* Problem statement
Copy out each line exactly; pictures stay out of the copy.

* Material provided

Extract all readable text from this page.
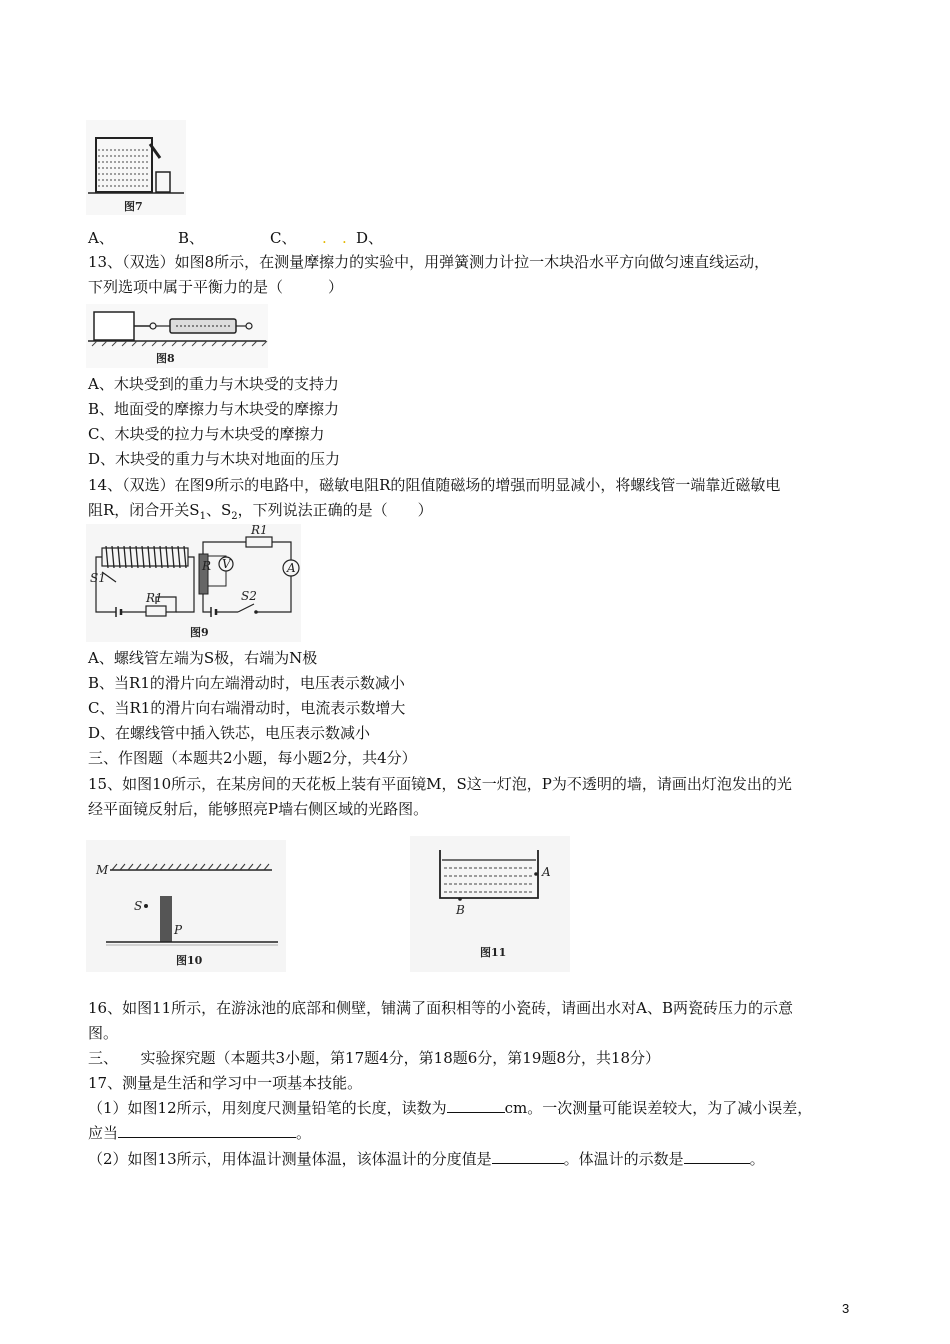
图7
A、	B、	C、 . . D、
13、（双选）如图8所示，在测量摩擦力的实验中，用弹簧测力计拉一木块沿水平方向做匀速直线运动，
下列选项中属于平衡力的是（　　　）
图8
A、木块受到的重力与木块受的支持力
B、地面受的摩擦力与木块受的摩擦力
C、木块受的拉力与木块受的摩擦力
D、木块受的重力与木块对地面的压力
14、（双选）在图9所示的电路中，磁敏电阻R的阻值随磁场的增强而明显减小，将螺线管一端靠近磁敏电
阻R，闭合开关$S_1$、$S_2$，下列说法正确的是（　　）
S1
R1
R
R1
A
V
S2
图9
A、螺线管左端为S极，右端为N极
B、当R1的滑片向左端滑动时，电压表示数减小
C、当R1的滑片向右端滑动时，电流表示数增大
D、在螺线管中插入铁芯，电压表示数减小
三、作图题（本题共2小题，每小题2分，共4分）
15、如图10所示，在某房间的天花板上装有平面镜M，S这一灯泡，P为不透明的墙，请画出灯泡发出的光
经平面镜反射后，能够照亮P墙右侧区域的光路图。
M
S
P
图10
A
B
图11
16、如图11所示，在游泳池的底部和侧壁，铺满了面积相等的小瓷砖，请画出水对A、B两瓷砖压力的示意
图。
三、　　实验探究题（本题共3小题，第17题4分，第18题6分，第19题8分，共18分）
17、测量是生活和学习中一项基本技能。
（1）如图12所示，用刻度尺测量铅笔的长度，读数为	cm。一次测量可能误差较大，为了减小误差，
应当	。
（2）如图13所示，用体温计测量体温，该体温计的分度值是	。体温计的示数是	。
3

* Solution to this exercise
Extract all readable text from this page.
图7
A、	B、	C、 . . D、
13、（双选）如图8所示，在测量摩擦力的实验中，用弹簧测力计拉一木块沿水平方向做匀速直线运动，
下列选项中属于平衡力的是（　　　）
图8
A、木块受到的重力与木块受的支持力
B、地面受的摩擦力与木块受的摩擦力
C、木块受的拉力与木块受的摩擦力
D、木块受的重力与木块对地面的压力
14、（双选）在图9所示的电路中，磁敏电阻R的阻值随磁场的增强而明显减小，将螺线管一端靠近磁敏电
阻R，闭合开关$S_1$、$S_2$，下列说法正确的是（　　）
S1
R1
R
R1
A
V
S2
图9
A、螺线管左端为S极，右端为N极
B、当R1的滑片向左端滑动时，电压表示数减小
C、当R1的滑片向右端滑动时，电流表示数增大
D、在螺线管中插入铁芯，电压表示数减小
三、作图题（本题共2小题，每小题2分，共4分）
15、如图10所示，在某房间的天花板上装有平面镜M，S这一灯泡，P为不透明的墙，请画出灯泡发出的光
经平面镜反射后，能够照亮P墙右侧区域的光路图。
M
S
P
图10
A
B
图11
16、如图11所示，在游泳池的底部和侧壁，铺满了面积相等的小瓷砖，请画出水对A、B两瓷砖压力的示意
图。
三、　　实验探究题（本题共3小题，第17题4分，第18题6分，第19题8分，共18分）
17、测量是生活和学习中一项基本技能。
（1）如图12所示，用刻度尺测量铅笔的长度，读数为	cm。一次测量可能误差较大，为了减小误差，
应当	。
（2）如图13所示，用体温计测量体温，该体温计的分度值是	。体温计的示数是	。
3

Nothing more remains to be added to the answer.